* _Given entries_:
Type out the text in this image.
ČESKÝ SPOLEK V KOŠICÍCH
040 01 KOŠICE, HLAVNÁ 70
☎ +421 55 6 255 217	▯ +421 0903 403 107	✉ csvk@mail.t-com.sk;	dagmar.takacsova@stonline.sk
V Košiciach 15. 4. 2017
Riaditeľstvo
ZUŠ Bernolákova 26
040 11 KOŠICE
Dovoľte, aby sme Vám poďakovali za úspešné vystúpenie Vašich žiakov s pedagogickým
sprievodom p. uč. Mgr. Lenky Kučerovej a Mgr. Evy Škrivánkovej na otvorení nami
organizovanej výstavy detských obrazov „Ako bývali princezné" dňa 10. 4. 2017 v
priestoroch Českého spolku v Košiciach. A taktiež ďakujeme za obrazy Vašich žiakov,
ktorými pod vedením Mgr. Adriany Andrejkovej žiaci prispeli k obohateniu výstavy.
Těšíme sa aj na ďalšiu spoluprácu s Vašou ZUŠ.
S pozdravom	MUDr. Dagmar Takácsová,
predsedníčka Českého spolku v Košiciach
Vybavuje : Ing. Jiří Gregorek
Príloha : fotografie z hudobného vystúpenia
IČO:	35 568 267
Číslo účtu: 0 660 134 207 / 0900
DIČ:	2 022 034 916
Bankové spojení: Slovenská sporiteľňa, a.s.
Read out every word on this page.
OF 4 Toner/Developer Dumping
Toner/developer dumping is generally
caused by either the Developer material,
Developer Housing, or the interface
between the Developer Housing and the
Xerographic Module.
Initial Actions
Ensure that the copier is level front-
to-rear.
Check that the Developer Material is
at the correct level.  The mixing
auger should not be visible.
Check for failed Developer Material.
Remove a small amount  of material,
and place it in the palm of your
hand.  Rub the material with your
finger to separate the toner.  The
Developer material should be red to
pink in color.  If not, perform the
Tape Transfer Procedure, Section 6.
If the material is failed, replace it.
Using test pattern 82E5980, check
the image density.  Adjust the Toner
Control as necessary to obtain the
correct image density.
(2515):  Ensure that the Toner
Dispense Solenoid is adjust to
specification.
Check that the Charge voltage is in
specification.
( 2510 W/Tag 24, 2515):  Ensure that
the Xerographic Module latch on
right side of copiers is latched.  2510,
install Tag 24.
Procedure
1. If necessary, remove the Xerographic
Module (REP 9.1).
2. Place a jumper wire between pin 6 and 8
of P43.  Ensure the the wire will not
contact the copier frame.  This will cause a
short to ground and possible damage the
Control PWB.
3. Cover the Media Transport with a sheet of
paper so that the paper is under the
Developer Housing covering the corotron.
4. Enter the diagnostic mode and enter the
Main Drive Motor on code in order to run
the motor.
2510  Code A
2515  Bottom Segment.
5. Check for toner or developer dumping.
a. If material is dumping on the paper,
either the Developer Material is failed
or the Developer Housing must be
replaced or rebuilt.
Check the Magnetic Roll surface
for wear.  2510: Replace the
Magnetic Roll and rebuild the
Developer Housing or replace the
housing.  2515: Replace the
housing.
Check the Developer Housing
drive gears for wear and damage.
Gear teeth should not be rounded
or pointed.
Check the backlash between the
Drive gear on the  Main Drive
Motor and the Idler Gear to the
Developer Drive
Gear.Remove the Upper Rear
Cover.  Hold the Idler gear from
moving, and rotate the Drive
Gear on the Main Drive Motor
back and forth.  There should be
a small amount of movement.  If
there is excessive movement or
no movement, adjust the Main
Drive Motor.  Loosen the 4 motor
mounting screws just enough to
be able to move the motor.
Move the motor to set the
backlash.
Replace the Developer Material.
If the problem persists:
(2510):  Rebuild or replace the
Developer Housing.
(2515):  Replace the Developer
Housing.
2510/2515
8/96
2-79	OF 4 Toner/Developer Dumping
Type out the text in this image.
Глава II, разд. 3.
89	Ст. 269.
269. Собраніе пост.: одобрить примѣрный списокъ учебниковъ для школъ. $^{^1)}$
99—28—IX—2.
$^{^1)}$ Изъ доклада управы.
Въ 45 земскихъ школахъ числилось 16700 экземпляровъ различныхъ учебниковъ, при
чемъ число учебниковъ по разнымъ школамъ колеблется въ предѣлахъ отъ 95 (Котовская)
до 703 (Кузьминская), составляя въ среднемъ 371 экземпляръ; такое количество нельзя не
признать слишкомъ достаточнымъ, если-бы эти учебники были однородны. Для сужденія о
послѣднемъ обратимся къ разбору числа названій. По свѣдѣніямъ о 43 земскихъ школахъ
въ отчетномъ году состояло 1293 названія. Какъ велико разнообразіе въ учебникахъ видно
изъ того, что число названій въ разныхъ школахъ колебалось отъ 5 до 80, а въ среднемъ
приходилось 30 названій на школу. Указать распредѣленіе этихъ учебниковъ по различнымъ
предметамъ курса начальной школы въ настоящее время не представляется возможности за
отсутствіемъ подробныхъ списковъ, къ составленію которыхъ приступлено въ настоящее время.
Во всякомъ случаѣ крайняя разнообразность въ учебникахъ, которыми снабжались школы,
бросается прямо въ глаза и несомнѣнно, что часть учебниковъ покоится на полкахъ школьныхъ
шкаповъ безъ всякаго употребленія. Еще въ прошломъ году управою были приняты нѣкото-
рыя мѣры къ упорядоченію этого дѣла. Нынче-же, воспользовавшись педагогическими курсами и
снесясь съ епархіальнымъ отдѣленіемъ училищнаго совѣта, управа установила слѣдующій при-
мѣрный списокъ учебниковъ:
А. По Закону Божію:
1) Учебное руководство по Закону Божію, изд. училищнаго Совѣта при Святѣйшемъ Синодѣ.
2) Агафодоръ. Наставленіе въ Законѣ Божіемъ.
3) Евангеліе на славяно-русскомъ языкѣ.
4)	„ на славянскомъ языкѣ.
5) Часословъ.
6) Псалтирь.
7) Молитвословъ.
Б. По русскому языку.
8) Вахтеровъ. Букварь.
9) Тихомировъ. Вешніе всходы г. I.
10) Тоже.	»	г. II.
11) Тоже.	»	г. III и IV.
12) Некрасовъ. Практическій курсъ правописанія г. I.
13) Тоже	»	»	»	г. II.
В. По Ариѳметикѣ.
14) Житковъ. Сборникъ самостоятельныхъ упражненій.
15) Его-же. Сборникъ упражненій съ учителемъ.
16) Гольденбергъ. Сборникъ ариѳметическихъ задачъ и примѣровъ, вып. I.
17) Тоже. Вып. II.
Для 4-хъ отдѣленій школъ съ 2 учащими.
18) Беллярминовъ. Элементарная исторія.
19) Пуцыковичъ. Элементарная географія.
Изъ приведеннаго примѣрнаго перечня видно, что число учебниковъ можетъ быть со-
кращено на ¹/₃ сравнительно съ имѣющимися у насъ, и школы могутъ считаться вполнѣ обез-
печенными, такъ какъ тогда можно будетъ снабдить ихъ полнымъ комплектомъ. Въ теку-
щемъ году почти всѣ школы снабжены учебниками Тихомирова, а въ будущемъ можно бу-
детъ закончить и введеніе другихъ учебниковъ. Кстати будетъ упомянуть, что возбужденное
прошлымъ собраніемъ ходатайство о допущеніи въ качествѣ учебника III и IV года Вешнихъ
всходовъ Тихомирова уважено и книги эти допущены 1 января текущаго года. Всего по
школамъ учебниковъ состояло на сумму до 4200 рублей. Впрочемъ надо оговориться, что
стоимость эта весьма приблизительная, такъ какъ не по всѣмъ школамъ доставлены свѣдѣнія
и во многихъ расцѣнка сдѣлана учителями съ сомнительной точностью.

* _Objective_: All of the entries should be written out again exactly.

* _Solution to the problem_:
Type out the text in this image.
ČESKÝ SPOLEK V KOŠICÍCH
040 01 KOŠICE, HLAVNÁ 70
☎ +421 55 6 255 217	▯ +421 0903 403 107	✉ csvk@mail.t-com.sk;	dagmar.takacsova@stonline.sk
V Košiciach 15. 4. 2017
Riaditeľstvo
ZUŠ Bernolákova 26
040 11 KOŠICE
Dovoľte, aby sme Vám poďakovali za úspešné vystúpenie Vašich žiakov s pedagogickým
sprievodom p. uč. Mgr. Lenky Kučerovej a Mgr. Evy Škrivánkovej na otvorení nami
organizovanej výstavy detských obrazov „Ako bývali princezné" dňa 10. 4. 2017 v
priestoroch Českého spolku v Košiciach. A taktiež ďakujeme za obrazy Vašich žiakov,
ktorými pod vedením Mgr. Adriany Andrejkovej žiaci prispeli k obohateniu výstavy.
Těšíme sa aj na ďalšiu spoluprácu s Vašou ZUŠ.
S pozdravom	MUDr. Dagmar Takácsová,
predsedníčka Českého spolku v Košiciach
Vybavuje : Ing. Jiří Gregorek
Príloha : fotografie z hudobného vystúpenia
IČO:	35 568 267
Číslo účtu: 0 660 134 207 / 0900
DIČ:	2 022 034 916
Bankové spojení: Slovenská sporiteľňa, a.s.
Read out every word on this page.
OF 4 Toner/Developer Dumping
Toner/developer dumping is generally
caused by either the Developer material,
Developer Housing, or the interface
between the Developer Housing and the
Xerographic Module.
Initial Actions
Ensure that the copier is level front-
to-rear.
Check that the Developer Material is
at the correct level.  The mixing
auger should not be visible.
Check for failed Developer Material.
Remove a small amount  of material,
and place it in the palm of your
hand.  Rub the material with your
finger to separate the toner.  The
Developer material should be red to
pink in color.  If not, perform the
Tape Transfer Procedure, Section 6.
If the material is failed, replace it.
Using test pattern 82E5980, check
the image density.  Adjust the Toner
Control as necessary to obtain the
correct image density.
(2515):  Ensure that the Toner
Dispense Solenoid is adjust to
specification.
Check that the Charge voltage is in
specification.
( 2510 W/Tag 24, 2515):  Ensure that
the Xerographic Module latch on
right side of copiers is latched.  2510,
install Tag 24.
Procedure
1. If necessary, remove the Xerographic
Module (REP 9.1).
2. Place a jumper wire between pin 6 and 8
of P43.  Ensure the the wire will not
contact the copier frame.  This will cause a
short to ground and possible damage the
Control PWB.
3. Cover the Media Transport with a sheet of
paper so that the paper is under the
Developer Housing covering the corotron.
4. Enter the diagnostic mode and enter the
Main Drive Motor on code in order to run
the motor.
2510  Code A
2515  Bottom Segment.
5. Check for toner or developer dumping.
a. If material is dumping on the paper,
either the Developer Material is failed
or the Developer Housing must be
replaced or rebuilt.
Check the Magnetic Roll surface
for wear.  2510: Replace the
Magnetic Roll and rebuild the
Developer Housing or replace the
housing.  2515: Replace the
housing.
Check the Developer Housing
drive gears for wear and damage.
Gear teeth should not be rounded
or pointed.
Check the backlash between the
Drive gear on the  Main Drive
Motor and the Idler Gear to the
Developer Drive
Gear.Remove the Upper Rear
Cover.  Hold the Idler gear from
moving, and rotate the Drive
Gear on the Main Drive Motor
back and forth.  There should be
a small amount of movement.  If
there is excessive movement or
no movement, adjust the Main
Drive Motor.  Loosen the 4 motor
mounting screws just enough to
be able to move the motor.
Move the motor to set the
backlash.
Replace the Developer Material.
If the problem persists:
(2510):  Rebuild or replace the
Developer Housing.
(2515):  Replace the Developer
Housing.
2510/2515
8/96
2-79	OF 4 Toner/Developer Dumping
Type out the text in this image.
Глава II, разд. 3.
89	Ст. 269.
269. Собраніе пост.: одобрить примѣрный списокъ учебниковъ для школъ. $^{^1)}$
99—28—IX—2.
$^{^1)}$ Изъ доклада управы.
Въ 45 земскихъ школахъ числилось 16700 экземпляровъ различныхъ учебниковъ, при
чемъ число учебниковъ по разнымъ школамъ колеблется въ предѣлахъ отъ 95 (Котовская)
до 703 (Кузьминская), составляя въ среднемъ 371 экземпляръ; такое количество нельзя не
признать слишкомъ достаточнымъ, если-бы эти учебники были однородны. Для сужденія о
послѣднемъ обратимся къ разбору числа названій. По свѣдѣніямъ о 43 земскихъ школахъ
въ отчетномъ году состояло 1293 названія. Какъ велико разнообразіе въ учебникахъ видно
изъ того, что число названій въ разныхъ школахъ колебалось отъ 5 до 80, а въ среднемъ
приходилось 30 названій на школу. Указать распредѣленіе этихъ учебниковъ по различнымъ
предметамъ курса начальной школы въ настоящее время не представляется возможности за
отсутствіемъ подробныхъ списковъ, къ составленію которыхъ приступлено въ настоящее время.
Во всякомъ случаѣ крайняя разнообразность въ учебникахъ, которыми снабжались школы,
бросается прямо въ глаза и несомнѣнно, что часть учебниковъ покоится на полкахъ школьныхъ
шкаповъ безъ всякаго употребленія. Еще въ прошломъ году управою были приняты нѣкото-
рыя мѣры къ упорядоченію этого дѣла. Нынче-же, воспользовавшись педагогическими курсами и
снесясь съ епархіальнымъ отдѣленіемъ училищнаго совѣта, управа установила слѣдующій при-
мѣрный списокъ учебниковъ:
А. По Закону Божію:
1) Учебное руководство по Закону Божію, изд. училищнаго Совѣта при Святѣйшемъ Синодѣ.
2) Агафодоръ. Наставленіе въ Законѣ Божіемъ.
3) Евангеліе на славяно-русскомъ языкѣ.
4)	„ на славянскомъ языкѣ.
5) Часословъ.
6) Псалтирь.
7) Молитвословъ.
Б. По русскому языку.
8) Вахтеровъ. Букварь.
9) Тихомировъ. Вешніе всходы г. I.
10) Тоже.	»	г. II.
11) Тоже.	»	г. III и IV.
12) Некрасовъ. Практическій курсъ правописанія г. I.
13) Тоже	»	»	»	г. II.
В. По Ариѳметикѣ.
14) Житковъ. Сборникъ самостоятельныхъ упражненій.
15) Его-же. Сборникъ упражненій съ учителемъ.
16) Гольденбергъ. Сборникъ ариѳметическихъ задачъ и примѣровъ, вып. I.
17) Тоже. Вып. II.
Для 4-хъ отдѣленій школъ съ 2 учащими.
18) Беллярминовъ. Элементарная исторія.
19) Пуцыковичъ. Элементарная географія.
Изъ приведеннаго примѣрнаго перечня видно, что число учебниковъ можетъ быть со-
кращено на ¹/₃ сравнительно съ имѣющимися у насъ, и школы могутъ считаться вполнѣ обез-
печенными, такъ какъ тогда можно будетъ снабдить ихъ полнымъ комплектомъ. Въ теку-
щемъ году почти всѣ школы снабжены учебниками Тихомирова, а въ будущемъ можно бу-
детъ закончить и введеніе другихъ учебниковъ. Кстати будетъ упомянуть, что возбужденное
прошлымъ собраніемъ ходатайство о допущеніи въ качествѣ учебника III и IV года Вешнихъ
всходовъ Тихомирова уважено и книги эти допущены 1 января текущаго года. Всего по
школамъ учебниковъ состояло на сумму до 4200 рублей. Впрочемъ надо оговориться, что
стоимость эта весьма приблизительная, такъ какъ не по всѣмъ школамъ доставлены свѣдѣнія
и во многихъ расцѣнка сдѣлана учителями съ сомнительной точностью.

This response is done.